**Recorded data:**
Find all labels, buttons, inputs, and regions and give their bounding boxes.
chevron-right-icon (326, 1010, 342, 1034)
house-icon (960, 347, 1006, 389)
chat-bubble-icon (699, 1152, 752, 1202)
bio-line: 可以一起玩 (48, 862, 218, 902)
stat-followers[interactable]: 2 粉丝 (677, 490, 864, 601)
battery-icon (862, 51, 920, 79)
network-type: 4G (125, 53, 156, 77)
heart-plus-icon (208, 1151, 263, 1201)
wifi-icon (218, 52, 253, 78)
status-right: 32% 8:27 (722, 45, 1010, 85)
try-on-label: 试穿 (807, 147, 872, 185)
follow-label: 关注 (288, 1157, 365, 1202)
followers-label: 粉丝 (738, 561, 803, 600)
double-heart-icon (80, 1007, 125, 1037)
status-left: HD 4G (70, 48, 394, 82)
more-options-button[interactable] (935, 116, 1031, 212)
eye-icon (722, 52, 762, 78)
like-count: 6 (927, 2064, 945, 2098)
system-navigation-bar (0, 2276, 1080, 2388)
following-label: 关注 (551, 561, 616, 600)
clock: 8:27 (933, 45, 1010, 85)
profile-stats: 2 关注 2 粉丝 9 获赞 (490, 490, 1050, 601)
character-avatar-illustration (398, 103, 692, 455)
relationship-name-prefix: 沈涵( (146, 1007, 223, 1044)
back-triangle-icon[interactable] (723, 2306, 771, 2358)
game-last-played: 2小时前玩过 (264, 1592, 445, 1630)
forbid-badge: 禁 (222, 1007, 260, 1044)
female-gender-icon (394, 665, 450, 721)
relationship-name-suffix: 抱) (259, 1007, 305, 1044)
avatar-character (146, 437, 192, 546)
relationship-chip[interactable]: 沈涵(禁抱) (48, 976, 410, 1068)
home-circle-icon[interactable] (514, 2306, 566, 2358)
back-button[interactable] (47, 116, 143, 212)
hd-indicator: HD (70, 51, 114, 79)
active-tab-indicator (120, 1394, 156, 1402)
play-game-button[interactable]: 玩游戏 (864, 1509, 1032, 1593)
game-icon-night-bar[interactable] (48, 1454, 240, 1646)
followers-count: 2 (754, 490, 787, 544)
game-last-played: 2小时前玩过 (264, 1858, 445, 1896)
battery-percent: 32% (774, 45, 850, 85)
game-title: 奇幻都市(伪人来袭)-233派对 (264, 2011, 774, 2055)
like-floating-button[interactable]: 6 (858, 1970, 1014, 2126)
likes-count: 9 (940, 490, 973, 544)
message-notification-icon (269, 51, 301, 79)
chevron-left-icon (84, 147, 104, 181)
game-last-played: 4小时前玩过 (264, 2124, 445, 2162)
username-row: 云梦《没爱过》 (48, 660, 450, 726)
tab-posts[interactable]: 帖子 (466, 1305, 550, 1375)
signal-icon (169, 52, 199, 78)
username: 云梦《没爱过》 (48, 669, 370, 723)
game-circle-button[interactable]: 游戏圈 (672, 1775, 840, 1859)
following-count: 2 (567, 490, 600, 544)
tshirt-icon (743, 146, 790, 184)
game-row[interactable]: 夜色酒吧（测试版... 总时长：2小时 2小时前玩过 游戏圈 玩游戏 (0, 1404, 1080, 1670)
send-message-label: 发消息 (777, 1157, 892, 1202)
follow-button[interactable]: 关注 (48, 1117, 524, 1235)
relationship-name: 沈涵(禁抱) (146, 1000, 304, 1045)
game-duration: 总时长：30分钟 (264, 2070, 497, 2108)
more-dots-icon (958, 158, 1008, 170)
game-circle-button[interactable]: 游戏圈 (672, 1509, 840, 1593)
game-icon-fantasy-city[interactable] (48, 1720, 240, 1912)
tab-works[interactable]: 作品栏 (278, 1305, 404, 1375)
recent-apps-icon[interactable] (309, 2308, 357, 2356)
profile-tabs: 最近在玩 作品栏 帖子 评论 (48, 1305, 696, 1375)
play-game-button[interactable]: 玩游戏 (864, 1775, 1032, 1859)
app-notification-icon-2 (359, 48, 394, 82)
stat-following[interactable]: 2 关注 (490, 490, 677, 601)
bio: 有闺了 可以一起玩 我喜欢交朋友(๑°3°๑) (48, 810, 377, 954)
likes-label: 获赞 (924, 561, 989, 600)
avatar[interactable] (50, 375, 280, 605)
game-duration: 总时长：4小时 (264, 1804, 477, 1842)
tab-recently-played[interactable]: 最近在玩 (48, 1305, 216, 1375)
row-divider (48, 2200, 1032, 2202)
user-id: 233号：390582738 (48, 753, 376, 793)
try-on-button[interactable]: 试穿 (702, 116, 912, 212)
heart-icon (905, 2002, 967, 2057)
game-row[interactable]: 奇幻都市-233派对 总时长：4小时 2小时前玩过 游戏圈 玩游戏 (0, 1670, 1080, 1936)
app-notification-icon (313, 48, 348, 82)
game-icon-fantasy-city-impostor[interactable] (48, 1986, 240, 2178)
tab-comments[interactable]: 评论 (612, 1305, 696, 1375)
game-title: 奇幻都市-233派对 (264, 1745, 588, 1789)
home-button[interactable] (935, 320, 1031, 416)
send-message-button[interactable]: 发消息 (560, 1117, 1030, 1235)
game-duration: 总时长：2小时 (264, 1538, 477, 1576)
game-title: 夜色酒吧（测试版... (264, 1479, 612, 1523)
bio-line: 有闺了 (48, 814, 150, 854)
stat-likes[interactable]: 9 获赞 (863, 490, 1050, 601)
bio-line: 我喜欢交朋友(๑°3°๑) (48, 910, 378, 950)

**Request:** Reproduce everything from the start of the records down to the line containing "back-triangle-icon[interactable] (723, 2306, 771, 2358)", including that line, with no changes.

**Result of this exercise:**
Find all labels, buttons, inputs, and regions and give their bounding boxes.
chevron-right-icon (326, 1010, 342, 1034)
house-icon (960, 347, 1006, 389)
chat-bubble-icon (699, 1152, 752, 1202)
bio-line: 可以一起玩 (48, 862, 218, 902)
stat-followers[interactable]: 2 粉丝 (677, 490, 864, 601)
battery-icon (862, 51, 920, 79)
network-type: 4G (125, 53, 156, 77)
heart-plus-icon (208, 1151, 263, 1201)
wifi-icon (218, 52, 253, 78)
status-right: 32% 8:27 (722, 45, 1010, 85)
try-on-label: 试穿 (807, 147, 872, 185)
follow-label: 关注 (288, 1157, 365, 1202)
followers-label: 粉丝 (738, 561, 803, 600)
double-heart-icon (80, 1007, 125, 1037)
status-left: HD 4G (70, 48, 394, 82)
more-options-button[interactable] (935, 116, 1031, 212)
eye-icon (722, 52, 762, 78)
like-count: 6 (927, 2064, 945, 2098)
system-navigation-bar (0, 2276, 1080, 2388)
following-label: 关注 (551, 561, 616, 600)
clock: 8:27 (933, 45, 1010, 85)
profile-stats: 2 关注 2 粉丝 9 获赞 (490, 490, 1050, 601)
character-avatar-illustration (398, 103, 692, 455)
relationship-name-prefix: 沈涵( (146, 1007, 223, 1044)
back-triangle-icon[interactable] (723, 2306, 771, 2358)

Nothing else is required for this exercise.